• [DATA LISTING]:
--*--
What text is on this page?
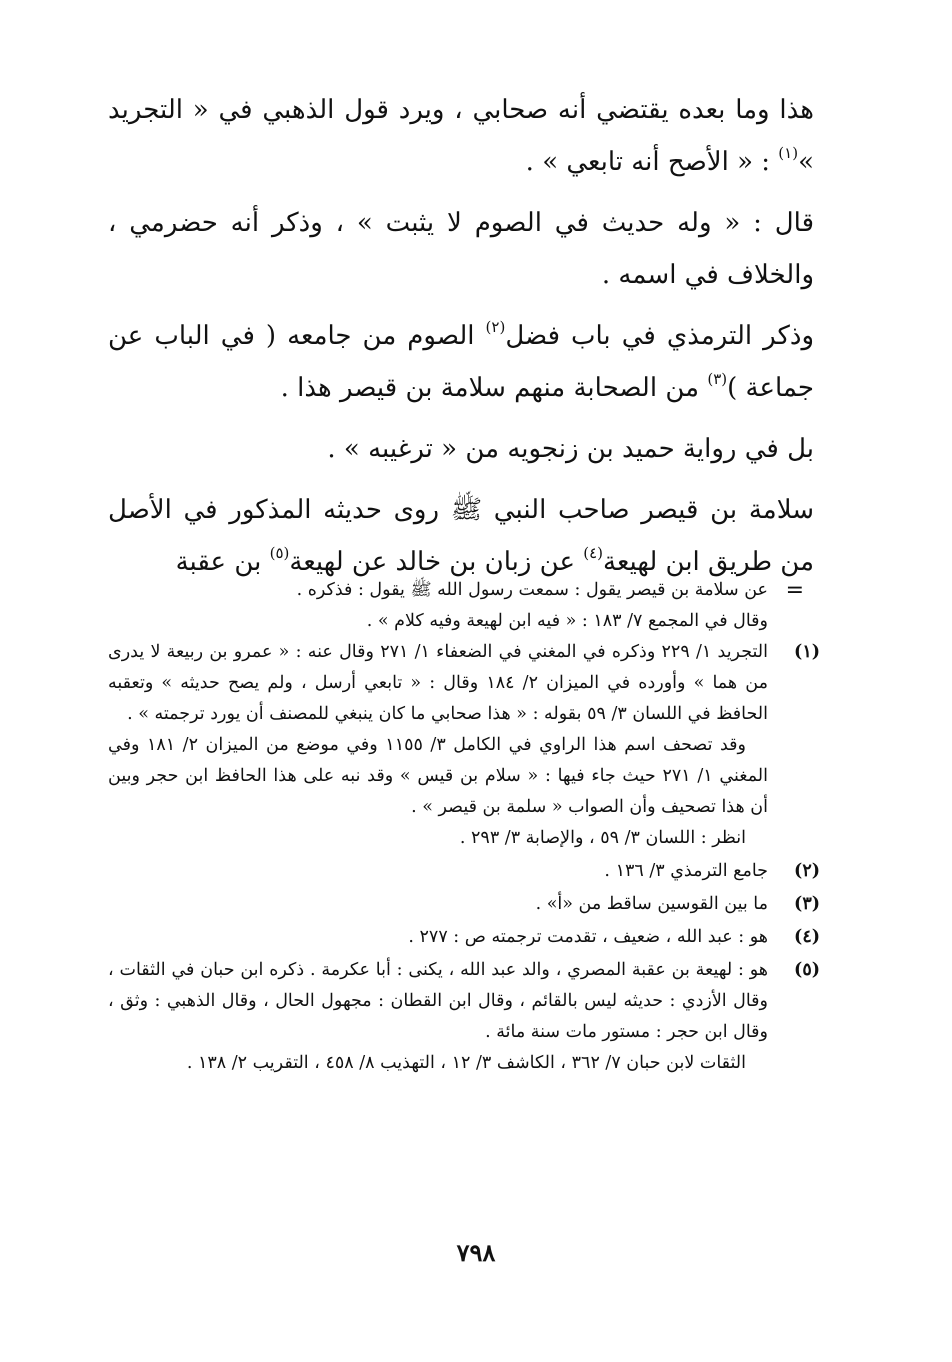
هذا وما بعده يقتضي أنه صحابي ، ويرد قول الذهبي في « التجريد »$^{(١)}$ : « الأصح أنه تابعي » .

قال : « وله حديث في الصوم لا يثبت » ، وذكر أنه حضرمي ، والخلاف في اسمه .

وذكر الترمذي في باب فضل$^{(٢)}$ الصوم من جامعه ( في الباب عن جماعة )$^{(٣)}$ من الصحابة منهم سلامة بن قيصر هذا .

بل في رواية حميد بن زنجويه من « ترغيبه » .

سلامة بن قيصر صاحب النبي ﷺ روى حديثه المذكور في الأصل من طريق ابن لهيعة$^{(٤)}$ عن زبان بن خالد عن لهيعة$^{(٥)}$ بن عقبة

=
عن سلامة بن قيصر يقول : سمعت رسول الله ﷺ يقول : فذكره .
وقال في المجمع ٧/ ١٨٣ : « فيه ابن لهيعة وفيه كلام » .
(١)

التجريد ١/ ٢٢٩ وذكره في المغني في الضعفاء ١/ ٢٧١ وقال عنه : « عمرو بن ربيعة لا يدرى من هما » وأورده في الميزان ٢/ ١٨٤ وقال : « تابعي أرسل ، ولم يصح حديثه » وتعقبه الحافظ في اللسان ٣/ ٥٩ بقوله : « هذا صحابي ما كان ينبغي للمصنف أن يورد ترجمته » .

وقد تصحف اسم هذا الراوي في الكامل ٣/ ١١٥٥ وفي موضع من الميزان ٢/ ١٨١ وفي المغني ١/ ٢٧١ حيث جاء فيها : « سلام بن قيس » وقد نبه على هذا الحافظ ابن حجر وبين أن هذا تصحيف وأن الصواب « سلمة بن قيصر » .

انظر : اللسان ٣/ ٥٩ ، والإصابة ٣/ ٢٩٣ .

(٢)

جامع الترمذي ٣/ ١٣٦ .

(٣)

ما بين القوسين ساقط من «أ» .

(٤)

هو : عبد الله ، ضعيف ، تقدمت ترجمته ص : ٢٧٧ .

(٥)

هو : لهيعة بن عقبة المصري ، والد عبد الله ، يكنى : أبا عكرمة . ذكره ابن حبان في الثقات ، وقال الأزدي : حديثه ليس بالقائم ، وقال ابن القطان : مجهول الحال ، وقال الذهبي : وثق ، وقال ابن حجر : مستور مات سنة مائة .

الثقات لابن حبان ٧/ ٣٦٢ ، الكاشف ٣/ ١٢ ، التهذيب ٨/ ٤٥٨ ، التقريب ٢/ ١٣٨ .

٧٩٨
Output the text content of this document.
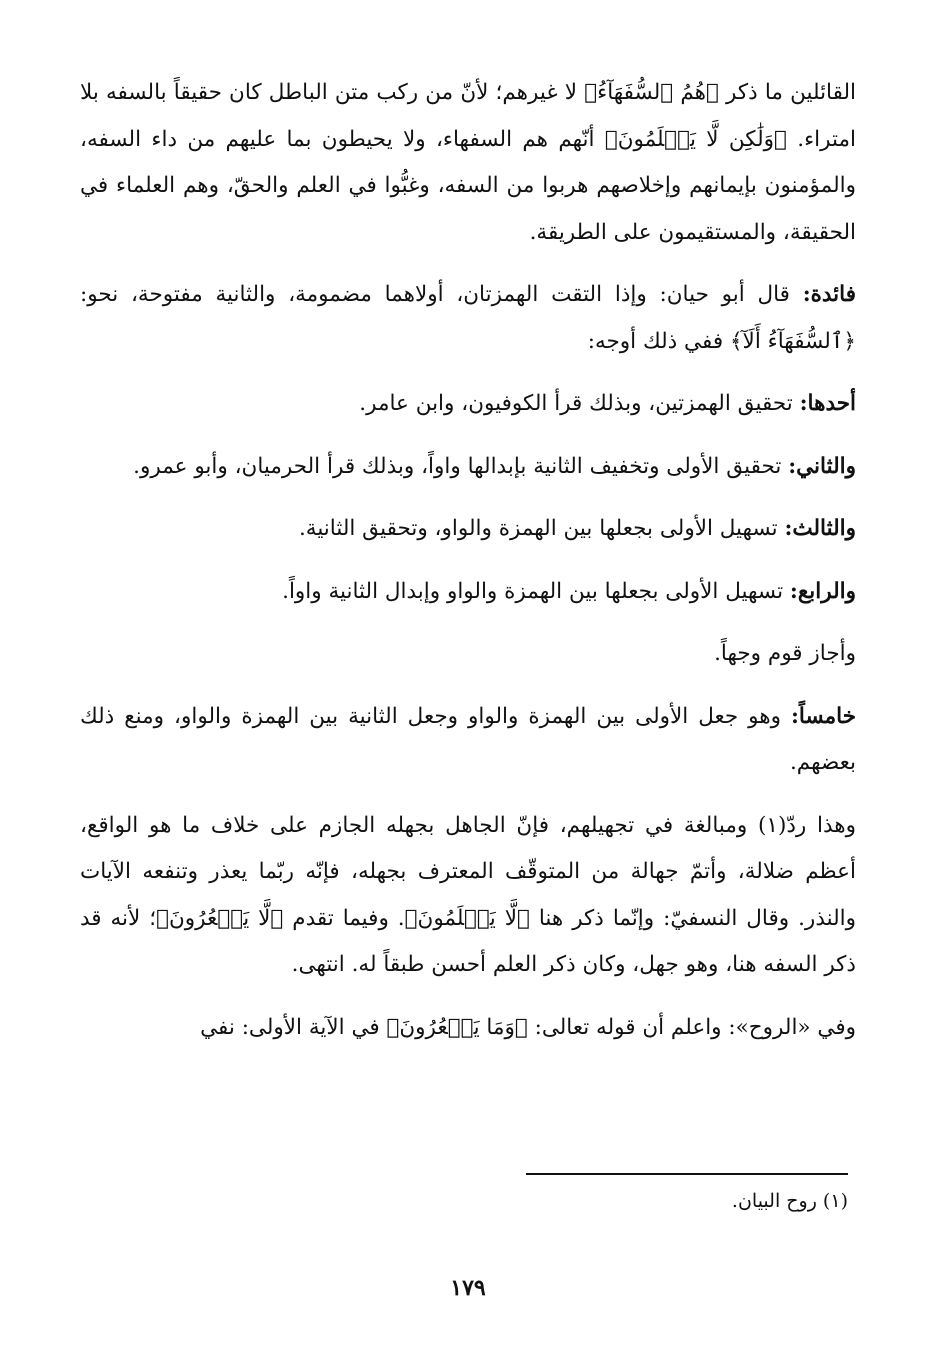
القائلين ما ذكر ﴿هُمُ ٱلسُّفَهَآءُ﴾ لا غيرهم؛ لأنّ من ركب متن الباطل كان حقيقاً بالسفه بلا امتراء. ﴿وَلَٰكِن لَّا يَعۡلَمُونَ﴾ أنّهم هم السفهاء، ولا يحيطون بما عليهم من داء السفه، والمؤمنون بإيمانهم وإخلاصهم هربوا من السفه، وغبُّوا في العلم والحقّ، وهم العلماء في الحقيقة، والمستقيمون على الطريقة.

فائدة: قال أبو حيان: وإذا التقت الهمزتان، أولاهما مضمومة، والثانية مفتوحة، نحو: ﴿ٱلسُّفَهَآءُ أَلَآ﴾ ففي ذلك أوجه:

أحدها: تحقيق الهمزتين، وبذلك قرأ الكوفيون، وابن عامر.

والثاني: تحقيق الأولى وتخفيف الثانية بإبدالها واواً، وبذلك قرأ الحرميان، وأبو عمرو.

والثالث: تسهيل الأولى بجعلها بين الهمزة والواو، وتحقيق الثانية.

والرابع: تسهيل الأولى بجعلها بين الهمزة والواو وإبدال الثانية واواً.

وأجاز قوم وجهاً.

خامساً: وهو جعل الأولى بين الهمزة والواو وجعل الثانية بين الهمزة والواو، ومنع ذلك بعضهم.

وهذا ردّ(١) ومبالغة في تجهيلهم، فإنّ الجاهل بجهله الجازم على خلاف ما هو الواقع، أعظم ضلالة، وأتمّ جهالة من المتوقّف المعترف بجهله، فإنّه ربّما يعذر وتنفعه الآيات والنذر. وقال النسفيّ: وإنّما ذكر هنا ﴿لَّا يَعۡلَمُونَ﴾. وفيما تقدم ﴿لَّا يَشۡعُرُونَ﴾؛ لأنه قد ذكر السفه هنا، وهو جهل، وكان ذكر العلم أحسن طبقاً له. انتهى.

وفي «الروح»: واعلم أن قوله تعالى: ﴿وَمَا يَشۡعُرُونَ﴾ في الآية الأولى: نفي

(١) روح البيان.
١٧٩
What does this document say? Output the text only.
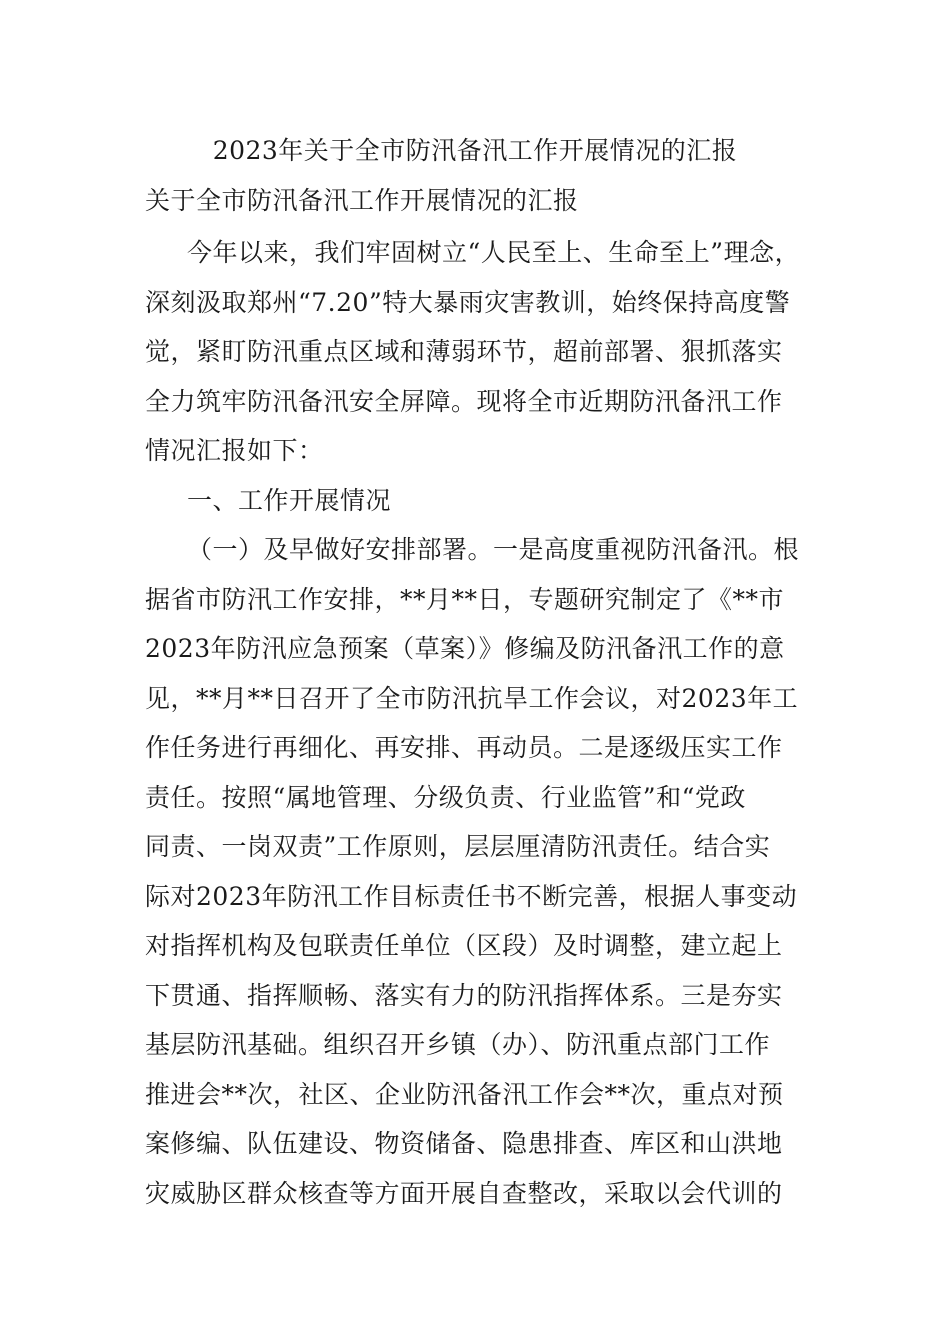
2023年关于全市防汛备汛工作开展情况的汇报
关于全市防汛备汛工作开展情况的汇报
今年以来，我们牢固树立“人民至上、生命至上”理念，
深刻汲取郑州“7.20”特大暴雨灾害教训，始终保持高度警
觉，紧盯防汛重点区域和薄弱环节，超前部署、狠抓落实
全力筑牢防汛备汛安全屏障。现将全市近期防汛备汛工作
情况汇报如下：
一、工作开展情况
（一）及早做好安排部署。一是高度重视防汛备汛。根
据省市防汛工作安排，**月**日，专题研究制定了《**市
2023年防汛应急预案（草案）》修编及防汛备汛工作的意
见，**月**日召开了全市防汛抗旱工作会议，对2023年工
作任务进行再细化、再安排、再动员。二是逐级压实工作
责任。按照“属地管理、分级负责、行业监管”和“党政
同责、一岗双责”工作原则，层层厘清防汛责任。结合实
际对2023年防汛工作目标责任书不断完善，根据人事变动
对指挥机构及包联责任单位（区段）及时调整，建立起上
下贯通、指挥顺畅、落实有力的防汛指挥体系。三是夯实
基层防汛基础。组织召开乡镇（办）、防汛重点部门工作
推进会**次，社区、企业防汛备汛工作会**次，重点对预
案修编、队伍建设、物资储备、隐患排查、库区和山洪地
灾威胁区群众核查等方面开展自查整改，采取以会代训的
--*--
• [EXERCISE]: Read through the data and copy every line where "ترجمته" shows up.

• [COMPLETED TASK]:
التجريد ١/ ٢٢٩ وذكره في المغني في الضعفاء ١/ ٢٧١ وقال عنه : « عمرو بن ربيعة لا يدرى من هما » وأورده في الميزان ٢/ ١٨٤ وقال : « تابعي أرسل ، ولم يصح حديثه » وتعقبه الحافظ في اللسان ٣/ ٥٩ بقوله : « هذا صحابي ما كان ينبغي للمصنف أن يورد ترجمته » .
هو : عبد الله ، ضعيف ، تقدمت ترجمته ص : ٢٧٧ .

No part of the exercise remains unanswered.